▶ WORK REQUIRED:
Your task is to give the listing below back word for word, pictures excluded.

▶ DATA LINES:

☆ ☆ ☆ ☆ ☆ ☆ ☆

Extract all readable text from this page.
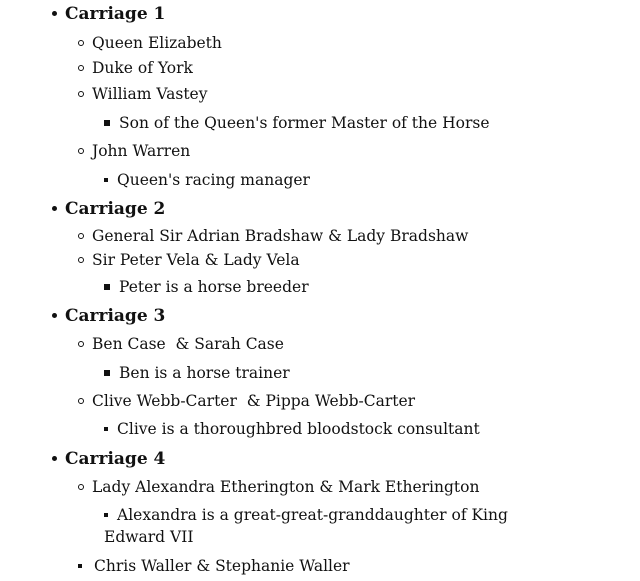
Carriage 1
Queen Elizabeth
Duke of York
William Vastey
Son of the Queen's former Master of the Horse
John Warren
Queen's racing manager
Carriage 2
General Sir Adrian Bradshaw & Lady Bradshaw
Sir Peter Vela & Lady Vela
Peter is a horse breeder
Carriage 3
Ben Case  & Sarah Case
Ben is a horse trainer
Clive Webb-Carter  & Pippa Webb-Carter
Clive is a thoroughbred bloodstock consultant
Carriage 4
Lady Alexandra Etherington & Mark Etherington
Alexandra is a great-great-granddaughter of King Edward VII
Chris Waller & Stephanie Waller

☆ ☆ ☆ ☆ ☆ ☆ ☆

▶ ANSWER TO THE EXERCISE:
Extract all readable text from this page.
Carriage 1
Queen Elizabeth
Duke of York
William Vastey
Son of the Queen's former Master of the Horse
John Warren
Queen's racing manager
Carriage 2
General Sir Adrian Bradshaw & Lady Bradshaw
Sir Peter Vela & Lady Vela
Peter is a horse breeder
Carriage 3
Ben Case  & Sarah Case
Ben is a horse trainer
Clive Webb-Carter  & Pippa Webb-Carter
Clive is a thoroughbred bloodstock consultant
Carriage 4
Lady Alexandra Etherington & Mark Etherington
Alexandra is a great-great-granddaughter of King Edward VII
Chris Waller & Stephanie Waller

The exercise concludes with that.